Par ailleurs, la carte de résident permanent peut être retirée à son bénéficiaire, en application de l’article L. 631-1 du CESEDA, dans le cas où il présenterait une menace grave pour l’ordre public. Dans ce cas, sauf s’il peut faire l’objet d’une expulsion en application des dispositions des articles L. 631-2 et L. 631-3, il lui est alors délivré une carte de séjour temporaire21.

 

B. – Origine de la QPC et question posée

 

Ressortissant étranger, M. Jamal L. bénéficiait de cartes de résident depuis 1992.

 

Par arrêté du 25 août 2022, le préfet avait rejeté sa demande de délivrance d’une carte de résident permanent au motif que sa présence en France constituait une menace pour l’ordre public. 

 

Par ordonnance du 12 octobre 2022, le juge des référés du tribunal administratif avait rejeté la requête formée par le requérant tendant à la suspension de l’exécution de cet arrêté.

 

Le requérant avait alors formé un pourvoi en cassation à l’occasion duquel il avait soulevé une QPC portant sur l’article L. 426–4 du CESEDA.

 

Dans sa décision précitée du 28 février 2023, le Conseil d’État avait jugé que le moyen tiré de ce que les dispositions du deuxième alinéa de cet article « portent atteinte aux droits et libertés garantis par la Constitution, notamment les dispositions du dixième alinéa du Préambule de la Constitution du 27 octobre 1946, soulève une question présentant un caractère sérieux ». Il avait donc renvoyé la QPC au Conseil constitutionnel.

 

II. – L’examen de la constitutionnalité des dispositions contestées

 

* Le requérant reprochait à ces dispositions de prévoir qu’un ressortissant étranger peut se voir refuser la délivrance d’une carte de résident permanent au motif que sa présence constituerait une simple menace pour l’ordre public, alors même qu’il réside régulièrement en France depuis plus de vingt ans. Ce faisant, ces dispositions méconnaissaient, selon lui, le droit au respect de la vie privée et le droit de mener une vie familiale normale.

 

* Au regard de ces griefs qui portaient uniquement sur la clause d’ordre public conditionnant la délivrance d’une carte de résident permanent, le Conseil constitutionnel a jugé que la QPC portait sur le renvoi opéré par le deuxième alinéa de l’article L. 426–4 du CESEDA aux mots « menace pour l’ordre public » figurant au premier alinéa du même article22 (paragr. 3).

 

* Par ailleurs, le Conseil constitutionnel avait été saisi d’une demande d’intervention présentée par l’association SOS soutien ô sans papiers qui soulevait les mêmes griefs que le requérant et faisait valoir, pour les mêmes motifs, que les dispositions contestées méconnaissaient également un « droit des ressortissants étrangers au séjour » qu’elle demandait au Conseil constitutionnel de reconnaître (paragr. 4).

▸ Consignes:
1. Selon l'extrait sur la carte de résident permanent, depuis quelle année M. Jamal L. bénéficiait-il de cartes de résident ?
2. Reproduisez le passage de l'extrait sur la carte de résident permanent compris entre « Par ordonnance du » et « de cet arrêté. », bornes incluses.

▸ Données brutes:
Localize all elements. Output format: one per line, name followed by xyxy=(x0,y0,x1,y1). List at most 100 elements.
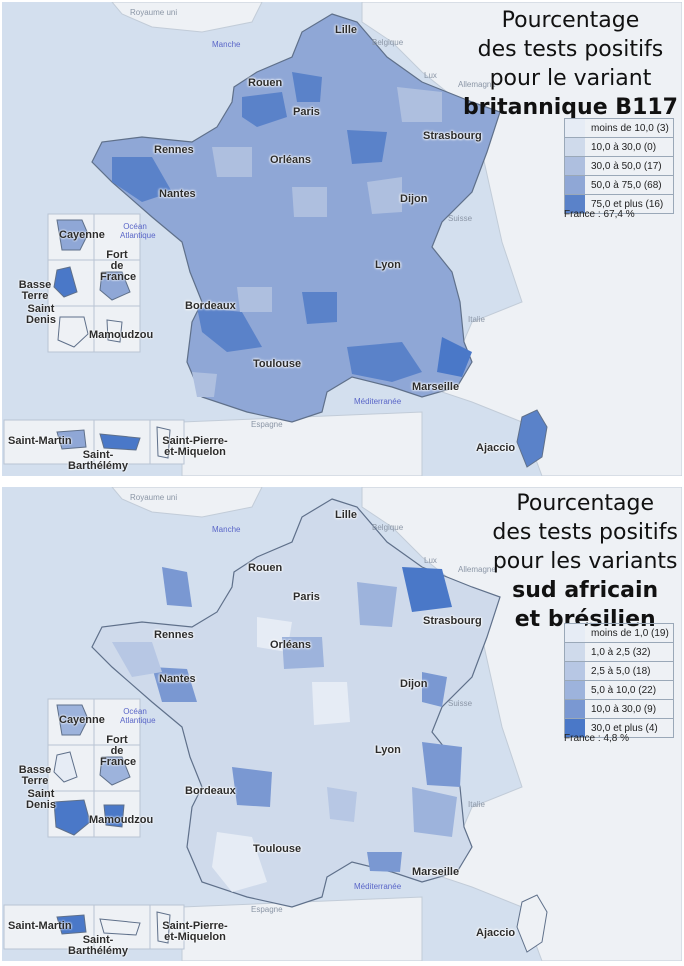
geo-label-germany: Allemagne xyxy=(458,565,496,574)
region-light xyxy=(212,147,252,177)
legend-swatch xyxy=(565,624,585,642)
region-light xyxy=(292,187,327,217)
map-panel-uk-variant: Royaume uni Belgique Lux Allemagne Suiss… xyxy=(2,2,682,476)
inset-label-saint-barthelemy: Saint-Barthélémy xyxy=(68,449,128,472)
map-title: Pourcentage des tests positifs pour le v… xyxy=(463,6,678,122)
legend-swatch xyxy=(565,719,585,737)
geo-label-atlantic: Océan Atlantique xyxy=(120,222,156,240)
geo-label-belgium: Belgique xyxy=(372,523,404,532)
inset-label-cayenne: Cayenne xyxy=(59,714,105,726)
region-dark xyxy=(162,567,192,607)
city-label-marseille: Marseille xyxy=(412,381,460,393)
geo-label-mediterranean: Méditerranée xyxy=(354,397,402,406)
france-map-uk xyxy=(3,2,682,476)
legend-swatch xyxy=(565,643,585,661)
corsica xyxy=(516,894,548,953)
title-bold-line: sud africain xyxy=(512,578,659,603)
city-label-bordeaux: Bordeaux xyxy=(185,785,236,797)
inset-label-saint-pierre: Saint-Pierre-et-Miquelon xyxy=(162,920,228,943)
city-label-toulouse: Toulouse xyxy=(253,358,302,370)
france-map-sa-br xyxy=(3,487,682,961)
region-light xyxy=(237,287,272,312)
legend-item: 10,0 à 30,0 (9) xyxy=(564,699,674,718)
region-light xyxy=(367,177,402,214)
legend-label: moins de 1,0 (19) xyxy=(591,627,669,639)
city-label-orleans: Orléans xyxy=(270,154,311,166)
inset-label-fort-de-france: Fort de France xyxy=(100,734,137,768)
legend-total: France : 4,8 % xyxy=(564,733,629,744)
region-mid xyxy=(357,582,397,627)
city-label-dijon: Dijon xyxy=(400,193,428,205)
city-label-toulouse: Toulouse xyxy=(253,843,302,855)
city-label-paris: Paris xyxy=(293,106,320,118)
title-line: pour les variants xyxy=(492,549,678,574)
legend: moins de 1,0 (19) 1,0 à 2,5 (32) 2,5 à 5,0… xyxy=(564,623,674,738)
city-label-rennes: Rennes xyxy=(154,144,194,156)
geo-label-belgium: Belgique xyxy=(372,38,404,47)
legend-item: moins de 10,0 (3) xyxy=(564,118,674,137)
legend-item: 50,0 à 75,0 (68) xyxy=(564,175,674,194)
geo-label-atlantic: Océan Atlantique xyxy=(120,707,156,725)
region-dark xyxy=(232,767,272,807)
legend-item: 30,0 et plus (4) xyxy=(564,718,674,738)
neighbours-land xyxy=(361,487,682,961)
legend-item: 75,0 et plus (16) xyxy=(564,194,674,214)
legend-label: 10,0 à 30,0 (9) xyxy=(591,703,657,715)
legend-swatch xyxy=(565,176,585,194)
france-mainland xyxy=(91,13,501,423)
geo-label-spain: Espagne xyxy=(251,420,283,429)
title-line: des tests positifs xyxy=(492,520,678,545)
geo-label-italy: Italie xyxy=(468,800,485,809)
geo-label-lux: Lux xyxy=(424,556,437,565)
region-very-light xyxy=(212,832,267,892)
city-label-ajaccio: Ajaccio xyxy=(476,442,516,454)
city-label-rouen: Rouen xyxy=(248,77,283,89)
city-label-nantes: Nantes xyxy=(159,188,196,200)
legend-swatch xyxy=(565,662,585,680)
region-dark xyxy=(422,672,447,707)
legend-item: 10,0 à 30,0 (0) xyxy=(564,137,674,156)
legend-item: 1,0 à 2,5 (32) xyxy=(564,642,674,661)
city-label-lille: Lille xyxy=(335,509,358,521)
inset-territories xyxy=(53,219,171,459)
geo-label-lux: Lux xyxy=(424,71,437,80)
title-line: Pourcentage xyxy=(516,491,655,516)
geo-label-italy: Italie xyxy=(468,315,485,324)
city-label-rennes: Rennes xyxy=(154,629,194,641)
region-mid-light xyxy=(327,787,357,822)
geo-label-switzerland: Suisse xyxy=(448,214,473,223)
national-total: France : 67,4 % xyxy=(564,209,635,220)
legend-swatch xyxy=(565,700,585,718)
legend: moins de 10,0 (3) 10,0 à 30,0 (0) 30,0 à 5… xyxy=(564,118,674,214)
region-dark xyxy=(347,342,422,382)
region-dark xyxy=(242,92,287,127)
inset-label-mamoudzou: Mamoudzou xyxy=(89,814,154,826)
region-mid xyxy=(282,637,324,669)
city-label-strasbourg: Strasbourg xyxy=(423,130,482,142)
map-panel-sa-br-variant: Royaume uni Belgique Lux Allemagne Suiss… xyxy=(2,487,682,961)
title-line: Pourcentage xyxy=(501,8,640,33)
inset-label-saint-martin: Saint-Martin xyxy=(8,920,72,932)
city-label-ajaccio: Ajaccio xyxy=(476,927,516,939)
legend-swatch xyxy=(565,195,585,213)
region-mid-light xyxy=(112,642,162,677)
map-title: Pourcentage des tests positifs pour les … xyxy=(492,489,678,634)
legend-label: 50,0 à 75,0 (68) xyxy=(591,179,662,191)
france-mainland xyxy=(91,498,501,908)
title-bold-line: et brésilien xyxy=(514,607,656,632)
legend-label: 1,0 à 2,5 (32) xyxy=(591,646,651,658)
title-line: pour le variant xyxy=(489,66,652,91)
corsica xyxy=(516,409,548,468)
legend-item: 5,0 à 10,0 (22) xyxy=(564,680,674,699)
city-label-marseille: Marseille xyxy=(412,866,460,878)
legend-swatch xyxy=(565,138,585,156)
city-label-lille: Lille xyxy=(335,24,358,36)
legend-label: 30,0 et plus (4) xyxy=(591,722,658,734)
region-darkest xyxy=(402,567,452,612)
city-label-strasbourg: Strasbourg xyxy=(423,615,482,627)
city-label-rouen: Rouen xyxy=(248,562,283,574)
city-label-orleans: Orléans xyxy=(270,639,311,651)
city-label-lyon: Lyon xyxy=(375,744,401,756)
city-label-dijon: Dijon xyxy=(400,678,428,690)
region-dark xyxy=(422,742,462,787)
--
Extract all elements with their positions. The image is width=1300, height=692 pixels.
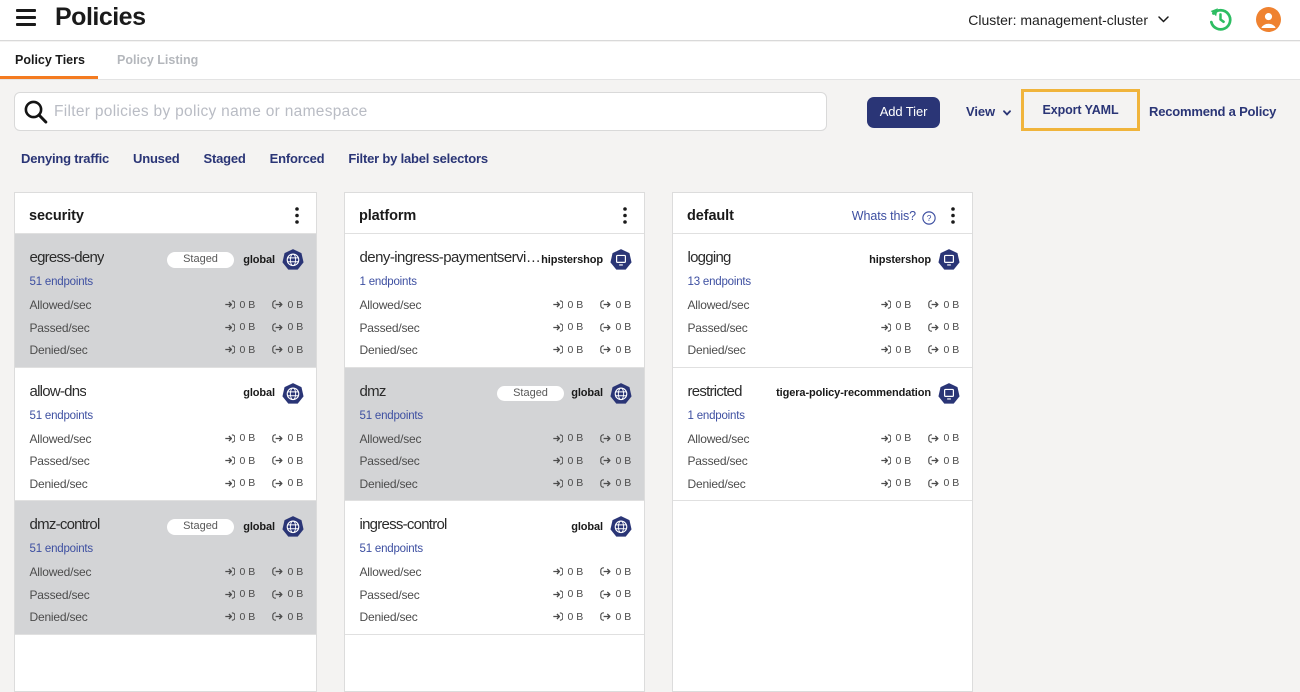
* * *
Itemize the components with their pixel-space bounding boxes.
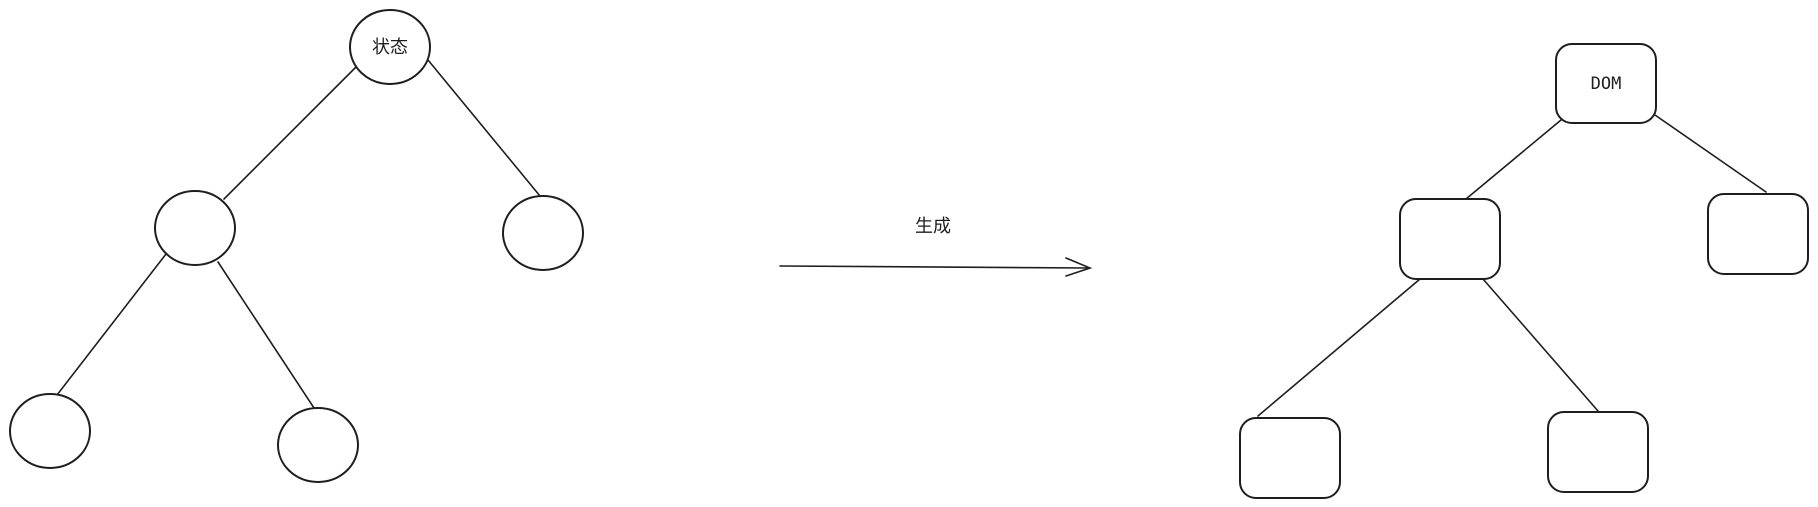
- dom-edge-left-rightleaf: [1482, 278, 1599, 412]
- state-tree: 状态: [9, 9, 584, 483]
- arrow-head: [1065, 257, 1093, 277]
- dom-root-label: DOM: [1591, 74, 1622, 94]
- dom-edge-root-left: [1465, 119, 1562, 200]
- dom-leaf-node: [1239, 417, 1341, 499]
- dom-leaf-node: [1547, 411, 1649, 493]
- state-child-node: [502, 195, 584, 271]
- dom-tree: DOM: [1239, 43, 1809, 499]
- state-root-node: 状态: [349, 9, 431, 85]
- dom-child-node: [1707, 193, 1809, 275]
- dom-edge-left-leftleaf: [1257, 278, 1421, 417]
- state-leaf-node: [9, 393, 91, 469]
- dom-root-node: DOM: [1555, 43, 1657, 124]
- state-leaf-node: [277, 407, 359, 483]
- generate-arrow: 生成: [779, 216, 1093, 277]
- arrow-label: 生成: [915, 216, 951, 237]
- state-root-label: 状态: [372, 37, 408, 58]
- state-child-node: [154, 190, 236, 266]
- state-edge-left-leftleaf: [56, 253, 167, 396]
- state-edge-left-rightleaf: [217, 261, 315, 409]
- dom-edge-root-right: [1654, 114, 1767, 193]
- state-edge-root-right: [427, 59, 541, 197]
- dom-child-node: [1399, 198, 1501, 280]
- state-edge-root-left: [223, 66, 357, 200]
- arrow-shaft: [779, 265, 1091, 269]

▸ Corrigé des exercices:
1. Depuis 1992.

2.
Par ordonnance du 12 octobre 2022, le juge des référés du tribunal administratif avait rejeté la requête formée par le requérant tendant à la suspension de l’exécution de cet arrêté.